● **What is needed**: Pull every line containing "本报记者" out of the material below.

Collection entries:
------------------------------------------------------------------------

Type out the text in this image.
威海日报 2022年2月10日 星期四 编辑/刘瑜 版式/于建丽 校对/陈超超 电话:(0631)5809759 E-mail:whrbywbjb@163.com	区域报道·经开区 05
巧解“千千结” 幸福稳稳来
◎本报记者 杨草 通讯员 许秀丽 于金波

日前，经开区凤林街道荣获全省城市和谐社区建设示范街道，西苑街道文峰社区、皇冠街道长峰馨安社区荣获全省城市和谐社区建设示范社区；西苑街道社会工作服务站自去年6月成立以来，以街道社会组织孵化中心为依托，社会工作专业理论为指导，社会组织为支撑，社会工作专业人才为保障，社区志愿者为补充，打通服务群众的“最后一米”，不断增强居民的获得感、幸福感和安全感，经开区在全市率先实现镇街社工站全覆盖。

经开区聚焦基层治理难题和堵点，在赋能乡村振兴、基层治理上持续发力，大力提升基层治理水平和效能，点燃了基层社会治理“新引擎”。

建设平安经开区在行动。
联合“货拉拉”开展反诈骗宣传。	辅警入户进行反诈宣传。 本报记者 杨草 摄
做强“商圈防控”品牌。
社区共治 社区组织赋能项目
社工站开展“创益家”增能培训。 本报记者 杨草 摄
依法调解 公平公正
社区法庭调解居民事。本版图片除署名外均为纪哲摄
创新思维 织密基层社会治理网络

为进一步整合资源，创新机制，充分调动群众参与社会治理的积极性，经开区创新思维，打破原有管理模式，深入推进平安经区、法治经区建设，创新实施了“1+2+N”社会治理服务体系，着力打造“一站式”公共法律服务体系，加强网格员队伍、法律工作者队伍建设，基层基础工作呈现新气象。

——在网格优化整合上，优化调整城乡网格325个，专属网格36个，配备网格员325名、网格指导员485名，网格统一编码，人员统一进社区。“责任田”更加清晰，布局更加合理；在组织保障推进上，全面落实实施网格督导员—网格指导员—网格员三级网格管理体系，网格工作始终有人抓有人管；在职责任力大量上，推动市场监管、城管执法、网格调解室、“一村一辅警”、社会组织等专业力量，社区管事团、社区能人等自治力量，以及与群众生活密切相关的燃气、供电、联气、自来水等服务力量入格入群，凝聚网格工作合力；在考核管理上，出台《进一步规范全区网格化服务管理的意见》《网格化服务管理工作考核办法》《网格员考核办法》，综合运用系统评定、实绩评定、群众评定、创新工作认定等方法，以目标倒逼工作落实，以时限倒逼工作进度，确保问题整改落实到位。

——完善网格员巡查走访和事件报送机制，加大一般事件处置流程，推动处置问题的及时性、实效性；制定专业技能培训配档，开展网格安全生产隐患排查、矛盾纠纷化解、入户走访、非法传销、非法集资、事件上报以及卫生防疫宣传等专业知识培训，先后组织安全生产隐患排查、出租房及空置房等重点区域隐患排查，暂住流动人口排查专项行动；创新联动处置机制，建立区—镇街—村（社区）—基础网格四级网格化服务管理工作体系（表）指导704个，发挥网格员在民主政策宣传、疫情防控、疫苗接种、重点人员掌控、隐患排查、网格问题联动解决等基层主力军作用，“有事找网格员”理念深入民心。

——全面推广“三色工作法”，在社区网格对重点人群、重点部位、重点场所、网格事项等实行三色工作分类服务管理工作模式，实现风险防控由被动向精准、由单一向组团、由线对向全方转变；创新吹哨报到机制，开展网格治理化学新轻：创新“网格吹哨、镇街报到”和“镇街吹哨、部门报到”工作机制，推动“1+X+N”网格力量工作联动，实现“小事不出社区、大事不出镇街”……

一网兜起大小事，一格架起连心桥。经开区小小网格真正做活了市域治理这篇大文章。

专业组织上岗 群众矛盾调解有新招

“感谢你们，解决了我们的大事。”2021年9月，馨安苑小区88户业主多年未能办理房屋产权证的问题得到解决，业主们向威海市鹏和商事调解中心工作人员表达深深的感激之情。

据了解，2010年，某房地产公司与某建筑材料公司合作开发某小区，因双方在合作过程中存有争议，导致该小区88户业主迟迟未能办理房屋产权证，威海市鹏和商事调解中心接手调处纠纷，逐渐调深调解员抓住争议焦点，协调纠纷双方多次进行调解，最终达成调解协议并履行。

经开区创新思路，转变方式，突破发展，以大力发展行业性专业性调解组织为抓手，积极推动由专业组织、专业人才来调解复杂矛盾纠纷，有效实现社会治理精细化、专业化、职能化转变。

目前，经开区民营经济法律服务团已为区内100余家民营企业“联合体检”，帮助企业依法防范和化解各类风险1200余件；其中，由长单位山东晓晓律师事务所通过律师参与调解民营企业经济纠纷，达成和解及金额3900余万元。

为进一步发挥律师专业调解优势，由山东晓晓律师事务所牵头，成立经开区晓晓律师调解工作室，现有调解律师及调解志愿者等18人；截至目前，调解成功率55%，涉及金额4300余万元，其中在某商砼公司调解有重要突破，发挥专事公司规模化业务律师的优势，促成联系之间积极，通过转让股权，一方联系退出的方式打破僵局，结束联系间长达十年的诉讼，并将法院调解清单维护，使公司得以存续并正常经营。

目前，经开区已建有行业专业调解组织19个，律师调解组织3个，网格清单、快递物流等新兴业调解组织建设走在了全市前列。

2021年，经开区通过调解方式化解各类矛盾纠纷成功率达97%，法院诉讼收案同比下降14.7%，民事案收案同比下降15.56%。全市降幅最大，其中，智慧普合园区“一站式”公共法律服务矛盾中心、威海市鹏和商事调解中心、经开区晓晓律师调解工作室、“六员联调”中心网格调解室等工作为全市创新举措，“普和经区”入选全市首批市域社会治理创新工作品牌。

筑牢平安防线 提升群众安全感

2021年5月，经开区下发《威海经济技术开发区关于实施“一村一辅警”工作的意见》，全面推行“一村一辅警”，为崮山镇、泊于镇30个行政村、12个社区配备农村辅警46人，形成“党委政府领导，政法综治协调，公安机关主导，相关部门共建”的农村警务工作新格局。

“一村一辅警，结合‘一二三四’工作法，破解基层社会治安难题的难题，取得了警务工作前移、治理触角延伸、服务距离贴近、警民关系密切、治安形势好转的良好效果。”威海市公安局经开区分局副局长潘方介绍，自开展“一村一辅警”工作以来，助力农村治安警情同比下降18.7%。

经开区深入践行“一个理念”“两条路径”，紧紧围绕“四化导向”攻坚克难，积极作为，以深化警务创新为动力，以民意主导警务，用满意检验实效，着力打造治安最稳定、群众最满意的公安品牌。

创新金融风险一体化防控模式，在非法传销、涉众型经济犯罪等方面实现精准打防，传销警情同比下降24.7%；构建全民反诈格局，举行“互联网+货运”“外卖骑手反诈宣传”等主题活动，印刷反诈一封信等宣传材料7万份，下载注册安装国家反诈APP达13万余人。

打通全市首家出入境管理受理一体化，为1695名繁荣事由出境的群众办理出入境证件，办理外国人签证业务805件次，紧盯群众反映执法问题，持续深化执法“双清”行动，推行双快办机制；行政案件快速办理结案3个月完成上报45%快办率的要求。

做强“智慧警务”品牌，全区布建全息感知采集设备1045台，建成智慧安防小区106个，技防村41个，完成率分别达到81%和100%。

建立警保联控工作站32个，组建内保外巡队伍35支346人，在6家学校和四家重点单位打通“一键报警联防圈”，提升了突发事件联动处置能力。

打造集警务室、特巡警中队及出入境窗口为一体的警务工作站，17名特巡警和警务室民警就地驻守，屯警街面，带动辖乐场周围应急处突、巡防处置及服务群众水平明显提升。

------------------------------------------------------------------------

● **Answer**:
◎本报记者 杨草 通讯员 许秀丽 于金波
联合“货拉拉”开展反诈骗宣传。	辅警入户进行反诈宣传。 本报记者 杨草 摄
社工站开展“创益家”增能培训。 本报记者 杨草 摄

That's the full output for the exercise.